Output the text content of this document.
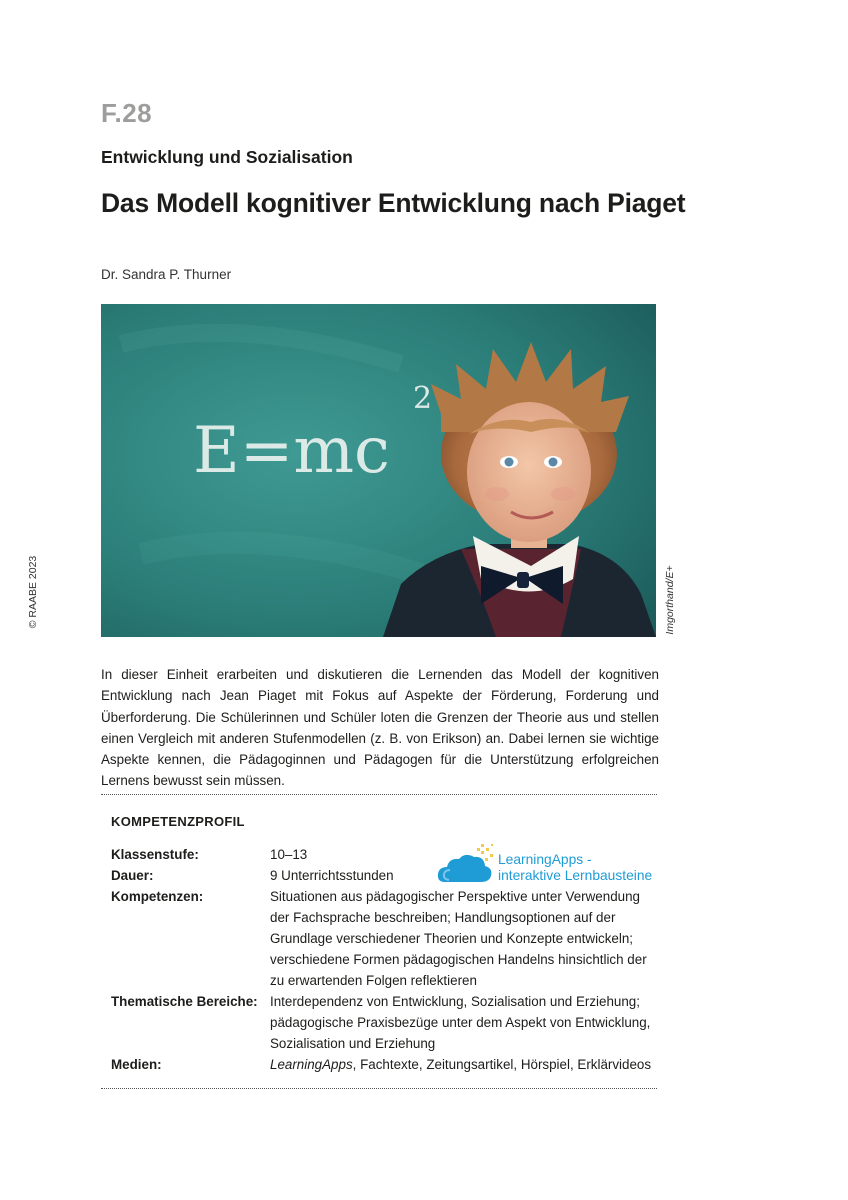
F.28
Entwicklung und Sozialisation
Das Modell kognitiver Entwicklung nach Piaget
Dr. Sandra P. Thurner
© RAABE 2023	Imgorthand/E+
E=mc
2
In dieser Einheit erarbeiten und diskutieren die Lernenden das Modell der kognitiven Entwicklung nach Jean Piaget mit Fokus auf Aspekte der Förderung, Forderung und Überforderung. Die Schülerinnen und Schüler loten die Grenzen der Theorie aus und stellen einen Vergleich mit anderen Stufenmodellen (z. B. von Erikson) an. Dabei lernen sie wichtige Aspekte kennen, die Pädagoginnen und Pädagogen für die Unterstützung erfolgreichen Lernens bewusst sein müssen.
KOMPETENZPROFIL
Klassenstufe:	10–13
Dauer:	9 Unterrichtsstunden
Kompetenzen:	Situationen aus pädagogischer Perspektive unter Verwendung der Fachsprache beschreiben; Handlungsoptionen auf der Grundlage verschiedener Theorien und Konzepte entwickeln; verschiedene Formen pädagogischen Handelns hinsichtlich der zu erwartenden Folgen reflektieren
Thematische Bereiche: Interdependenz von Entwicklung, Sozialisation und Erziehung; pädagogische Praxisbezüge unter dem Aspekt von Entwicklung, Sozialisation und Erziehung
Medien:	LearningApps, Fachtexte, Zeitungsartikel, Hörspiel, Erklärvideos
LearningApps -
interaktive Lernbausteine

Do this |
Transcribe the listing in full and omit the pictures.

Answer |
Output the text content of this document.
F.28
Entwicklung und Sozialisation
Das Modell kognitiver Entwicklung nach Piaget
Dr. Sandra P. Thurner
© RAABE 2023	Imgorthand/E+
E=mc
2
In dieser Einheit erarbeiten und diskutieren die Lernenden das Modell der kognitiven Entwicklung nach Jean Piaget mit Fokus auf Aspekte der Förderung, Forderung und Überforderung. Die Schülerinnen und Schüler loten die Grenzen der Theorie aus und stellen einen Vergleich mit anderen Stufenmodellen (z. B. von Erikson) an. Dabei lernen sie wichtige Aspekte kennen, die Pädagoginnen und Pädagogen für die Unterstützung erfolgreichen Lernens bewusst sein müssen.
KOMPETENZPROFIL
Klassenstufe:	10–13
Dauer:	9 Unterrichtsstunden
Kompetenzen:	Situationen aus pädagogischer Perspektive unter Verwendung der Fachsprache beschreiben; Handlungsoptionen auf der Grundlage verschiedener Theorien und Konzepte entwickeln; verschiedene Formen pädagogischen Handelns hinsichtlich der zu erwartenden Folgen reflektieren
Thematische Bereiche: Interdependenz von Entwicklung, Sozialisation und Erziehung; pädagogische Praxisbezüge unter dem Aspekt von Entwicklung, Sozialisation und Erziehung
Medien:	LearningApps, Fachtexte, Zeitungsartikel, Hörspiel, Erklärvideos
LearningApps -
interaktive Lernbausteine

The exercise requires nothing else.